▶ **Chart and figure data**:
▬▬▬▬▬▬

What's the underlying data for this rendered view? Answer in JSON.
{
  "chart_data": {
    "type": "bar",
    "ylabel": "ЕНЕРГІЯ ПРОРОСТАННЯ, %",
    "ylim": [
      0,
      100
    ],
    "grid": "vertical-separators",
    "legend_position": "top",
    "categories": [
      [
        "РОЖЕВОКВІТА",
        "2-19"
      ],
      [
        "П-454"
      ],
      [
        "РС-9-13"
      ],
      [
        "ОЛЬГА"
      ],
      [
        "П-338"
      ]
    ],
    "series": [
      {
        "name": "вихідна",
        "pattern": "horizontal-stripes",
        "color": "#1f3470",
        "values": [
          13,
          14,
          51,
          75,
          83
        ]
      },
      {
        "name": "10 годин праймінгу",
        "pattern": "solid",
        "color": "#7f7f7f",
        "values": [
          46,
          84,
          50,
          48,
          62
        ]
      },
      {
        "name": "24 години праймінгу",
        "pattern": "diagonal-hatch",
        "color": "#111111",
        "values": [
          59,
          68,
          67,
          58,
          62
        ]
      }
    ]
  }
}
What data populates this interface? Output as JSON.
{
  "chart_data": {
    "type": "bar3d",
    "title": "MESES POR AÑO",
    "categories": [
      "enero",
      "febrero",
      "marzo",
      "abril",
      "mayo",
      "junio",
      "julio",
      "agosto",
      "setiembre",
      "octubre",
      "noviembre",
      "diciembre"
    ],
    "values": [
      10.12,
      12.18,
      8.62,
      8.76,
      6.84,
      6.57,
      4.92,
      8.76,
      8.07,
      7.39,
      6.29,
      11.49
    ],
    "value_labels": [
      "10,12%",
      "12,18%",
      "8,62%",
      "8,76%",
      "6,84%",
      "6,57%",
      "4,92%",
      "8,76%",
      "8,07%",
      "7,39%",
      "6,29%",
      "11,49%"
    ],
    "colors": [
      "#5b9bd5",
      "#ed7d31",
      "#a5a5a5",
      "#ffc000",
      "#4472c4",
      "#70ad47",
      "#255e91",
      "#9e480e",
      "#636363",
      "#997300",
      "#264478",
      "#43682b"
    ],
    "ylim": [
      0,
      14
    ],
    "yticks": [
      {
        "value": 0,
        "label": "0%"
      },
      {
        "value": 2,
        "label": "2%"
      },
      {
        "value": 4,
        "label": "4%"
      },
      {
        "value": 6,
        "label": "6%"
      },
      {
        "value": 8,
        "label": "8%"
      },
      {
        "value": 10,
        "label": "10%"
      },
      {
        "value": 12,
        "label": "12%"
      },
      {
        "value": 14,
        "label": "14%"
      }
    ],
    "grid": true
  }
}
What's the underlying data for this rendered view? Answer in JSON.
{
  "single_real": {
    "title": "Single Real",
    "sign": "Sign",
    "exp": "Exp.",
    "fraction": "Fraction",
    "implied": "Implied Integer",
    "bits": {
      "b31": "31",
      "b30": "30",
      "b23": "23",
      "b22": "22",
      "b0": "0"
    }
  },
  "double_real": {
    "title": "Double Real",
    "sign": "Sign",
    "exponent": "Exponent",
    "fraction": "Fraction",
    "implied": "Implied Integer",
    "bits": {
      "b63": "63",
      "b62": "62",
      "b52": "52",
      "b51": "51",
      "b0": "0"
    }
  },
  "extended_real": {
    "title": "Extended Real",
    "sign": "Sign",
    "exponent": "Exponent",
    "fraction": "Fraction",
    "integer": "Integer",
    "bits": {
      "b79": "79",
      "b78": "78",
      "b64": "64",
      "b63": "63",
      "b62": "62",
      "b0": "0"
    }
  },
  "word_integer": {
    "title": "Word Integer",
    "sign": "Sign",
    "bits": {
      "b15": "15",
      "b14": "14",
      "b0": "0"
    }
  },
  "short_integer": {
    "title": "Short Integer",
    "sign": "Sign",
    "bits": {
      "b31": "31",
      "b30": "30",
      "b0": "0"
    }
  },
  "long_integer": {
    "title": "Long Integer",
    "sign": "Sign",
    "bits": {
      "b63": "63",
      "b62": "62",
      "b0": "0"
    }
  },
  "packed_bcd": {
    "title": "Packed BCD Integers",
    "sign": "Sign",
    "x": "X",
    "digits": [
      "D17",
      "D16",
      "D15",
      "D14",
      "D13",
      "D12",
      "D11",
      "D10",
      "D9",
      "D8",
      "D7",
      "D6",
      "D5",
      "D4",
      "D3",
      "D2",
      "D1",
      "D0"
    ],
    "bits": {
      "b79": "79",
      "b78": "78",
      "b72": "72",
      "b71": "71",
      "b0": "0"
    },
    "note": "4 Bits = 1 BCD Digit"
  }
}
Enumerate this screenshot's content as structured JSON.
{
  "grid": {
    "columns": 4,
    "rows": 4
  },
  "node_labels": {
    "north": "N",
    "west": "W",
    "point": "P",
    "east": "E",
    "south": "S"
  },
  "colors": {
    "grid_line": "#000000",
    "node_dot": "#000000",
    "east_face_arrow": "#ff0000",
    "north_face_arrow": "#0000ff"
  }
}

▬▬▬▬▬▬

▶ **Objective**: Go through the data above and find the lines with the word "name". Copy each of those lines.

▶ **Written answer**:
        "name": "вихідна",
        "name": "10 годин праймінгу",
        "name": "24 години праймінгу",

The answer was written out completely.